Problem description - Read through the data and report every line in which the word "this" occurs.

--- Begin Material provided ---

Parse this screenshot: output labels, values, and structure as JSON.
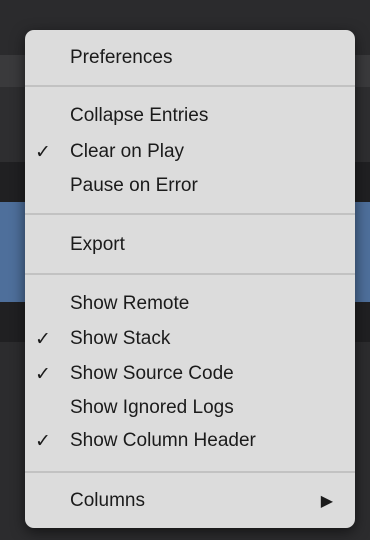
{
  "colors": {
    "menu_background": "#dcdcdc",
    "text": "#1b1b1b",
    "separator": "#c2c2c2",
    "highlight_band": "#4e6f9b"
  },
  "menu": {
    "items": [
      {
        "label": "Preferences",
        "checked": false
      },
      {
        "label": "Collapse Entries",
        "checked": false
      },
      {
        "label": "Clear on Play",
        "checked": true,
        "check_mark": "✓"
      },
      {
        "label": "Pause on Error",
        "checked": false
      },
      {
        "label": "Export",
        "checked": false
      },
      {
        "label": "Show Remote",
        "checked": false
      },
      {
        "label": "Show Stack",
        "checked": true,
        "check_mark": "✓"
      },
      {
        "label": "Show Source Code",
        "checked": true,
        "check_mark": "✓"
      },
      {
        "label": "Show Ignored Logs",
        "checked": false
      },
      {
        "label": "Show Column Header",
        "checked": true,
        "check_mark": "✓"
      },
      {
        "label": "Columns",
        "checked": false,
        "submenu_arrow": "▶"
      }
    ]
  }
}
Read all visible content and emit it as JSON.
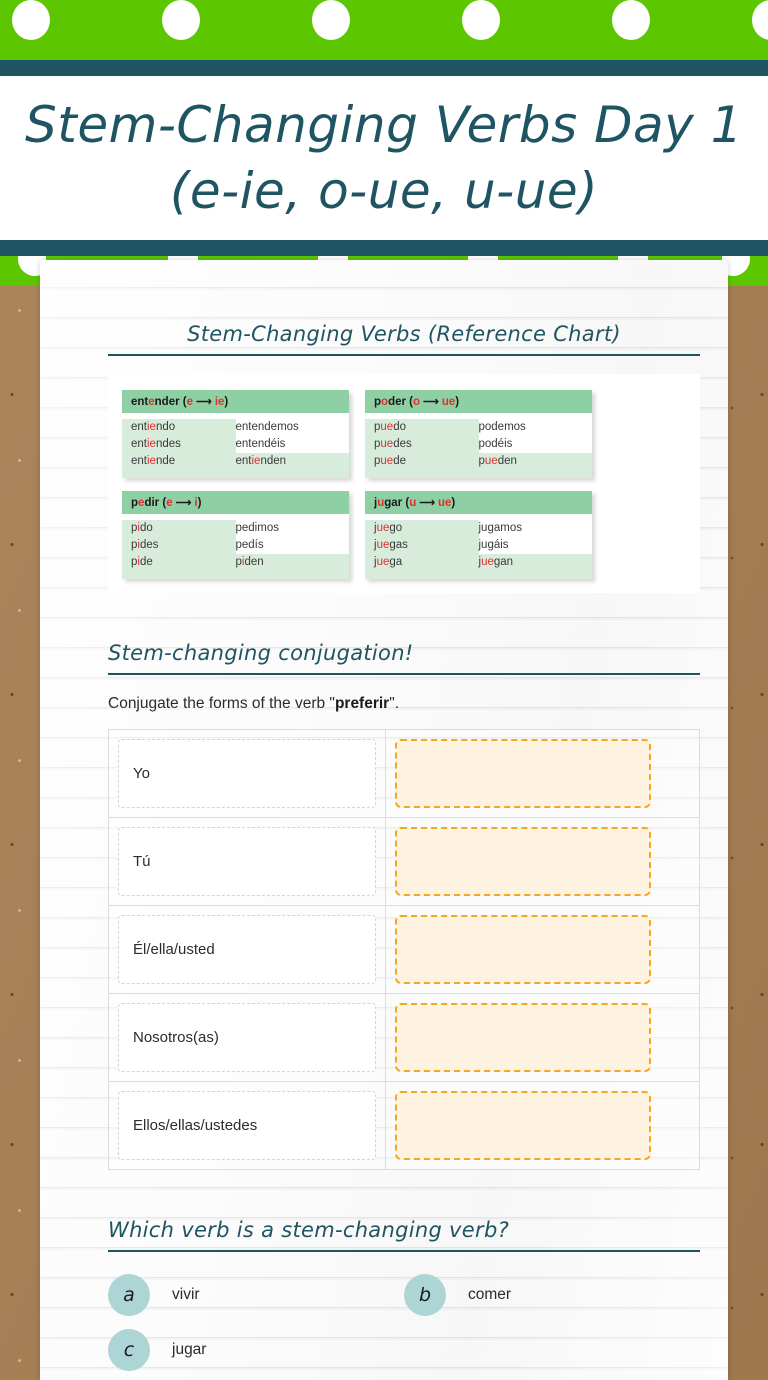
{
  "banner": {
    "hole_count": 6,
    "green": "#5cc701",
    "teal": "#1f5563"
  },
  "title": "Stem-Changing Verbs Day 1\n(e-ie, o-ue, u-ue)",
  "reference_section": {
    "heading": "Stem-Changing Verbs (Reference Chart)",
    "verbs": [
      {
        "infinitive_pre": "ent",
        "infinitive_stem": "e",
        "infinitive_post": "nder",
        "from": "e",
        "to": "ie",
        "forms": [
          {
            "left_pre": "ent",
            "left_stem": "ie",
            "left_post": "ndo",
            "right_pre": "entendemos",
            "right_stem": "",
            "right_post": ""
          },
          {
            "left_pre": "ent",
            "left_stem": "ie",
            "left_post": "ndes",
            "right_pre": "entendéis",
            "right_stem": "",
            "right_post": ""
          },
          {
            "left_pre": "ent",
            "left_stem": "ie",
            "left_post": "nde",
            "right_pre": "ent",
            "right_stem": "ie",
            "right_post": "nden"
          }
        ]
      },
      {
        "infinitive_pre": "p",
        "infinitive_stem": "o",
        "infinitive_post": "der",
        "from": "o",
        "to": "ue",
        "forms": [
          {
            "left_pre": "p",
            "left_stem": "ue",
            "left_post": "do",
            "right_pre": "podemos",
            "right_stem": "",
            "right_post": ""
          },
          {
            "left_pre": "p",
            "left_stem": "ue",
            "left_post": "des",
            "right_pre": "podéis",
            "right_stem": "",
            "right_post": ""
          },
          {
            "left_pre": "p",
            "left_stem": "ue",
            "left_post": "de",
            "right_pre": "p",
            "right_stem": "ue",
            "right_post": "den"
          }
        ]
      },
      {
        "infinitive_pre": "p",
        "infinitive_stem": "e",
        "infinitive_post": "dir",
        "from": "e",
        "to": "i",
        "forms": [
          {
            "left_pre": "p",
            "left_stem": "i",
            "left_post": "do",
            "right_pre": "pedimos",
            "right_stem": "",
            "right_post": ""
          },
          {
            "left_pre": "p",
            "left_stem": "i",
            "left_post": "des",
            "right_pre": "pedís",
            "right_stem": "",
            "right_post": ""
          },
          {
            "left_pre": "p",
            "left_stem": "i",
            "left_post": "de",
            "right_pre": "p",
            "right_stem": "i",
            "right_post": "den"
          }
        ]
      },
      {
        "infinitive_pre": "j",
        "infinitive_stem": "u",
        "infinitive_post": "gar",
        "from": "u",
        "to": "ue",
        "forms": [
          {
            "left_pre": "j",
            "left_stem": "ue",
            "left_post": "go",
            "right_pre": "jugamos",
            "right_stem": "",
            "right_post": ""
          },
          {
            "left_pre": "j",
            "left_stem": "ue",
            "left_post": "gas",
            "right_pre": "jugáis",
            "right_stem": "",
            "right_post": ""
          },
          {
            "left_pre": "j",
            "left_stem": "ue",
            "left_post": "ga",
            "right_pre": "j",
            "right_stem": "ue",
            "right_post": "gan"
          }
        ]
      }
    ]
  },
  "conjugation_section": {
    "heading": "Stem-changing conjugation!",
    "prompt_before": "Conjugate the forms of the verb \"",
    "prompt_verb": "preferir",
    "prompt_after": "\".",
    "rows": [
      {
        "pronoun": "Yo",
        "answer": ""
      },
      {
        "pronoun": "Tú",
        "answer": ""
      },
      {
        "pronoun": "Él/ella/usted",
        "answer": ""
      },
      {
        "pronoun": "Nosotros(as)",
        "answer": ""
      },
      {
        "pronoun": "Ellos/ellas/ustedes",
        "answer": ""
      }
    ]
  },
  "question_section": {
    "heading": "Which verb is a stem-changing verb?",
    "options": [
      {
        "letter": "a",
        "label": "vivir"
      },
      {
        "letter": "b",
        "label": "comer"
      },
      {
        "letter": "c",
        "label": "jugar"
      }
    ]
  },
  "colors": {
    "accent_teal": "#1f5563",
    "banner_green": "#5cc701",
    "answer_orange": "#f5a623",
    "answer_fill": "#fdf3e0",
    "bubble_blue": "#aed5d5",
    "table_head_green": "#8fcfa4",
    "table_cell_green": "#d8ecdc",
    "stem_red": "#e03030",
    "cork_brown": "#a97f53"
  }
}
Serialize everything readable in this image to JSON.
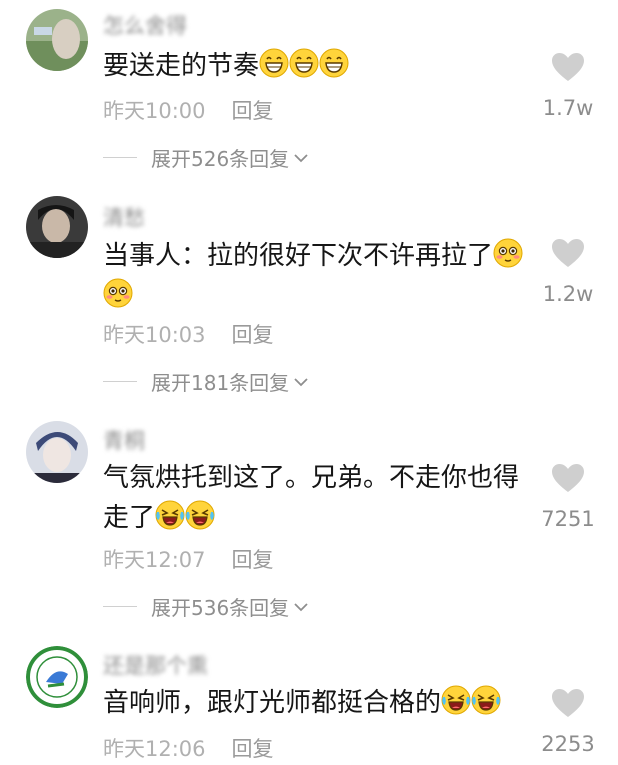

--- End Material provided ---

Full answer -
Parse this screenshot: output labels, values, and structure as JSON.
Serialize everything readable in this image to JSON.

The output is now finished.